## TASK:
Search the data below for "Validation"; list each line that holds it.

## STORED ROWS:
>> Start
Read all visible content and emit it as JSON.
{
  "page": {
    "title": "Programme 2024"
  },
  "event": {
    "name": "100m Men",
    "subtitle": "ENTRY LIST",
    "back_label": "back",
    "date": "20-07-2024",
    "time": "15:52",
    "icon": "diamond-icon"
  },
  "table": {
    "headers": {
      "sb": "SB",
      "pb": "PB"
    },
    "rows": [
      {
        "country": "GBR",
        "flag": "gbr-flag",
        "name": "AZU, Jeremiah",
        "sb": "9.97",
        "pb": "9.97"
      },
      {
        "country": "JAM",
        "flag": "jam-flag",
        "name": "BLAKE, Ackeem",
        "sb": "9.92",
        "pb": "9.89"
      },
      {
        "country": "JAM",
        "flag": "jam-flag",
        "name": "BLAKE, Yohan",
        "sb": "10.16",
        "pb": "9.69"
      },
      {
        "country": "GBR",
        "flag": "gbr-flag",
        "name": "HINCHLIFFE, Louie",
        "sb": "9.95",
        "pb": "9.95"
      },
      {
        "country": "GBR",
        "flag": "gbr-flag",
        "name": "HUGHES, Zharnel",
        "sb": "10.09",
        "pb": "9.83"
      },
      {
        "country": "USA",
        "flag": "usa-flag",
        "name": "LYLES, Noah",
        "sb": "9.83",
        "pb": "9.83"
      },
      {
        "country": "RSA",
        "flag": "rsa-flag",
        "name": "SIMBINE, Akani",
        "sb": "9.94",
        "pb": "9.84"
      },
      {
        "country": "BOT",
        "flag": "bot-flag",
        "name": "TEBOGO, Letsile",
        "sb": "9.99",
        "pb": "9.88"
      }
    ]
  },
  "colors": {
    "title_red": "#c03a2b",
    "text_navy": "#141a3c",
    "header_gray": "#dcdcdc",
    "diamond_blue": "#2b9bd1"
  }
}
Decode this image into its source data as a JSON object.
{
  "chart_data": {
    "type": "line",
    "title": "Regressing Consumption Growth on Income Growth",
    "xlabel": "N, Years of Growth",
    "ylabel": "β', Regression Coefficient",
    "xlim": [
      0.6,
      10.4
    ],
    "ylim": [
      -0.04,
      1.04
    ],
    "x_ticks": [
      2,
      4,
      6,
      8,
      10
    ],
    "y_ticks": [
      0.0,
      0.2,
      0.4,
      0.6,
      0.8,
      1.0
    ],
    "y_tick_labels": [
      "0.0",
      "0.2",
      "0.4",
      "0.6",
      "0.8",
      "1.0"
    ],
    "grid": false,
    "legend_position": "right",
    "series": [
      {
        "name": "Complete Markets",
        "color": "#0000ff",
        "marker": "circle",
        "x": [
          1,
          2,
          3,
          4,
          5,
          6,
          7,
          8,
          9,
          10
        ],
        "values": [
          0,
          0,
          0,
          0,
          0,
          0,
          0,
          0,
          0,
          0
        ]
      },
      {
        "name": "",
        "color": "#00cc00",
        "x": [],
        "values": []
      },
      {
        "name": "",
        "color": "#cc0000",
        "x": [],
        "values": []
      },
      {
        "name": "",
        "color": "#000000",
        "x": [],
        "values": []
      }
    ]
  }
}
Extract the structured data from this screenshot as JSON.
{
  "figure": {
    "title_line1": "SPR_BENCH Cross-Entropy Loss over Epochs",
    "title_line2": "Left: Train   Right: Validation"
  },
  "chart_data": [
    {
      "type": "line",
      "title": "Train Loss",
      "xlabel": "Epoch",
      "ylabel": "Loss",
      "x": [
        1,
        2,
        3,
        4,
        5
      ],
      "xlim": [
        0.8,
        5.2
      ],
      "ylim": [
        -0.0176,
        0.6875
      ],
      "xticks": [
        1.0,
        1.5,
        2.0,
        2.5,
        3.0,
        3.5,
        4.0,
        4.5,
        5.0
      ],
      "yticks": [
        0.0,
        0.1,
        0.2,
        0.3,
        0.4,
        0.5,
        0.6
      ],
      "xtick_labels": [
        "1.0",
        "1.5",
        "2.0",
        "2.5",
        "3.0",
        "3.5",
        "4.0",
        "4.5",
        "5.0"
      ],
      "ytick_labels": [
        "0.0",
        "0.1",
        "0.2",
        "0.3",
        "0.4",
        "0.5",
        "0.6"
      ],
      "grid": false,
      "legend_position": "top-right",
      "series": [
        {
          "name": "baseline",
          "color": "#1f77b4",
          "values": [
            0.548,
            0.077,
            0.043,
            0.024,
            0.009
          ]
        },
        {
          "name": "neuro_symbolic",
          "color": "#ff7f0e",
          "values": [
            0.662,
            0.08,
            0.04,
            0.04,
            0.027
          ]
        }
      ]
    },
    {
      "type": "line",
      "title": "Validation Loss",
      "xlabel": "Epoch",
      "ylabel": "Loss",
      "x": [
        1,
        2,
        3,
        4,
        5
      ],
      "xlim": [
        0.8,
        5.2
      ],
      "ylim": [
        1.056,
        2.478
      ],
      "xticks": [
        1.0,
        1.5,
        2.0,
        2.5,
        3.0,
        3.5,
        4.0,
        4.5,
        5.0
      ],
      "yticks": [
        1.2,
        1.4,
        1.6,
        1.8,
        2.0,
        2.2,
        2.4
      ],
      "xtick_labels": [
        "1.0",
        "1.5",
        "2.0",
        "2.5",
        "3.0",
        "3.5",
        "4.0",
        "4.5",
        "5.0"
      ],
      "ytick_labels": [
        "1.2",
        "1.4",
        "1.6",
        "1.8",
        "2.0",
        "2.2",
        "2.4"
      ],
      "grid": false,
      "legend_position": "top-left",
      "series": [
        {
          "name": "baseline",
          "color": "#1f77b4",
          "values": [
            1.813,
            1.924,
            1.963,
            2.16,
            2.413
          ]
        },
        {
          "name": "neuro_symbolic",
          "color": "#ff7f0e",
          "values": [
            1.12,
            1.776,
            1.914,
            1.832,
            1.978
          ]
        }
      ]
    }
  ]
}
>> End
## FINAL ANSWER:
    "title_line2": "Left: Train   Right: Validation"
      "title": "Validation Loss",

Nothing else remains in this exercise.